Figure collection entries
'''

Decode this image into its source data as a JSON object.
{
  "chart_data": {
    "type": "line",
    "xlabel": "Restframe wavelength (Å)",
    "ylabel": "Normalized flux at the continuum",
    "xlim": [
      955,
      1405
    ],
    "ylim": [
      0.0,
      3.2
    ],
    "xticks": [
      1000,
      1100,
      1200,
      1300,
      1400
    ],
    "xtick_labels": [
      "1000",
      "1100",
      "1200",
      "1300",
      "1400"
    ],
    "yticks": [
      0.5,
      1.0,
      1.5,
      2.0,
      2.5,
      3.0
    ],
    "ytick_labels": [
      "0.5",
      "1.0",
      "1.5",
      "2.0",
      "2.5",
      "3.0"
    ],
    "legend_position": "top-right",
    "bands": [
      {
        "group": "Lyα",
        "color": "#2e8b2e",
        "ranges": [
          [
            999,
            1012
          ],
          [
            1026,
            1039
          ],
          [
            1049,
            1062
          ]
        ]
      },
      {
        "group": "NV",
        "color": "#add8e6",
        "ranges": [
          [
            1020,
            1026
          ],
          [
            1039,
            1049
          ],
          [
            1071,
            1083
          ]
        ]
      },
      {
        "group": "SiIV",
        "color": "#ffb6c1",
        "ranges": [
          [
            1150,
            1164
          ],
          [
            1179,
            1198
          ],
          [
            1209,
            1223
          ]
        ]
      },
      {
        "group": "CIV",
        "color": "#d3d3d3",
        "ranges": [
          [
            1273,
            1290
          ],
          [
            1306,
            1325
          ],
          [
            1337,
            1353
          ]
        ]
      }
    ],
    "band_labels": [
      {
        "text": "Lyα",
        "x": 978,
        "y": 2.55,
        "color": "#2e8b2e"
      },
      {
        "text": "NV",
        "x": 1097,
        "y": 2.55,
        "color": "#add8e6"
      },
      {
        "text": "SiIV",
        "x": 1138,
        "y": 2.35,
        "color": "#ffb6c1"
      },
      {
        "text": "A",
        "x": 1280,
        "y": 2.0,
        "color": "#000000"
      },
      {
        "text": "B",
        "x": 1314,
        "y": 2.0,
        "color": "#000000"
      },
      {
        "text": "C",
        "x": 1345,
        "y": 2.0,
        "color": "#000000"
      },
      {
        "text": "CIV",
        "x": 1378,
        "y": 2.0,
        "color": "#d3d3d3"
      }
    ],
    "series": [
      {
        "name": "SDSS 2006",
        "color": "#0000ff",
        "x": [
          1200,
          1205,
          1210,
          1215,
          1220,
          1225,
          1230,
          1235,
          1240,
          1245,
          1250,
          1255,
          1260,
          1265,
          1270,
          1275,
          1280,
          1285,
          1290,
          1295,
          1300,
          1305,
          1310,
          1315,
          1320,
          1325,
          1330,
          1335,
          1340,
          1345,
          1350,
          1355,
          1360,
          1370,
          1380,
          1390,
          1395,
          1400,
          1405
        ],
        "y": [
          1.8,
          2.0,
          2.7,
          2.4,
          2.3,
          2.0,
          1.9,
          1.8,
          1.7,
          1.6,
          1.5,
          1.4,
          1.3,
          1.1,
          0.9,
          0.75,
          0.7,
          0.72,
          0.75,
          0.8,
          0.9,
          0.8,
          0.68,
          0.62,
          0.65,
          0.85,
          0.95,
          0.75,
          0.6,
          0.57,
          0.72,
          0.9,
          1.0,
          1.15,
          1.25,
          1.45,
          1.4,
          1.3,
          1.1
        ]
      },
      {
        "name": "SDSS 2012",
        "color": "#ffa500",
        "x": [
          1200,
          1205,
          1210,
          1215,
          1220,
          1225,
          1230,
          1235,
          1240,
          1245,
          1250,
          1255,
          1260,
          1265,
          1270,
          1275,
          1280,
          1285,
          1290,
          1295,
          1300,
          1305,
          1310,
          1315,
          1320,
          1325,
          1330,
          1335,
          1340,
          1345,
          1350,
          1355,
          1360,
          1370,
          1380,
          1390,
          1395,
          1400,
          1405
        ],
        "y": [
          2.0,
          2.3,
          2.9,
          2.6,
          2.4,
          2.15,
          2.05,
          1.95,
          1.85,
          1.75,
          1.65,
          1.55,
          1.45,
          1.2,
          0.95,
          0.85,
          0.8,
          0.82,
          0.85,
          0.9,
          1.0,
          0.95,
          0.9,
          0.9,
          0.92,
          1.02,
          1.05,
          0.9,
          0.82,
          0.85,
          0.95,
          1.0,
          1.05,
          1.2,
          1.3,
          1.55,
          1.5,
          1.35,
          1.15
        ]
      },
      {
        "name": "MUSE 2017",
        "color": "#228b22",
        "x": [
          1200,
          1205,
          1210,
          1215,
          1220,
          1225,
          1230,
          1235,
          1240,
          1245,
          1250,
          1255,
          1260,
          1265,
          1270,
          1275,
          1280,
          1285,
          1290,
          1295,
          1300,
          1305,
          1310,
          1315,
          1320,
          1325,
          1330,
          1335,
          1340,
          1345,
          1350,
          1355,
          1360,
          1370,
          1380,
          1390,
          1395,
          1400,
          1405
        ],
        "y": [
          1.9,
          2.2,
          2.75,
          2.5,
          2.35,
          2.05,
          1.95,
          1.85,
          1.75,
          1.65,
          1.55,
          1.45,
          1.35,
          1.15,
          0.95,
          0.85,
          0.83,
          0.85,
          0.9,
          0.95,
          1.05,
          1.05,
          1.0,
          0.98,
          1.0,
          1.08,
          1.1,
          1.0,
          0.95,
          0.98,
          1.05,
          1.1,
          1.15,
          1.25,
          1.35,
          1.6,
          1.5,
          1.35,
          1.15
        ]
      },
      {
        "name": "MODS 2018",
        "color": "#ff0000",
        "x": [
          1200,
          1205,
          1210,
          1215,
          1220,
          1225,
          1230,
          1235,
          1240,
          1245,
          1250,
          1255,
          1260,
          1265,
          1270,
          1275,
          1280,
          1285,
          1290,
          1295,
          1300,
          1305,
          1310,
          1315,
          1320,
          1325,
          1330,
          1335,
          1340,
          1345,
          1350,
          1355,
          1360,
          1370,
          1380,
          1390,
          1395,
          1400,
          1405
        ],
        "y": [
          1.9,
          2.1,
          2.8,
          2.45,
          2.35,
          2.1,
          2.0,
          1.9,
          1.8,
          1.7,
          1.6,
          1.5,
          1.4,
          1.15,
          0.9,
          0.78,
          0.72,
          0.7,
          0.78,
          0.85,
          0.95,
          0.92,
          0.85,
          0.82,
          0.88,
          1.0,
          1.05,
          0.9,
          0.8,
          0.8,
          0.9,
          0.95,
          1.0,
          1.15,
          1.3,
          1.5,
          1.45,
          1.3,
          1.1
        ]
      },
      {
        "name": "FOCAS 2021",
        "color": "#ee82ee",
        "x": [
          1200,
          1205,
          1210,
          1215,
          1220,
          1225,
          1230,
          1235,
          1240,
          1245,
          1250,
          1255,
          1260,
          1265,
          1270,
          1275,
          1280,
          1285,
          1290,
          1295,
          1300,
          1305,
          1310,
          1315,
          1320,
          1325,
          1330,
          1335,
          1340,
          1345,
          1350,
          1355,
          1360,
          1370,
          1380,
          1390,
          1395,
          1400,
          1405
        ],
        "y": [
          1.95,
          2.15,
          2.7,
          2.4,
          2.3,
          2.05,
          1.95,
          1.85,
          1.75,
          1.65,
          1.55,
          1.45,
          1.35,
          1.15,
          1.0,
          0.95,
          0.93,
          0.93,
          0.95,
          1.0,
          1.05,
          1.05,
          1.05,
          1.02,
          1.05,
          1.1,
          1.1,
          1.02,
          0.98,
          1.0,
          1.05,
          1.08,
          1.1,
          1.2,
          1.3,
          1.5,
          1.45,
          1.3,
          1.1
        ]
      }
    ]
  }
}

'''

List each line holding the string "name".

Worked solution:
        "name": "SDSS 2006",
        "name": "SDSS 2012",
        "name": "MUSE 2017",
        "name": "MODS 2018",
        "name": "FOCAS 2021",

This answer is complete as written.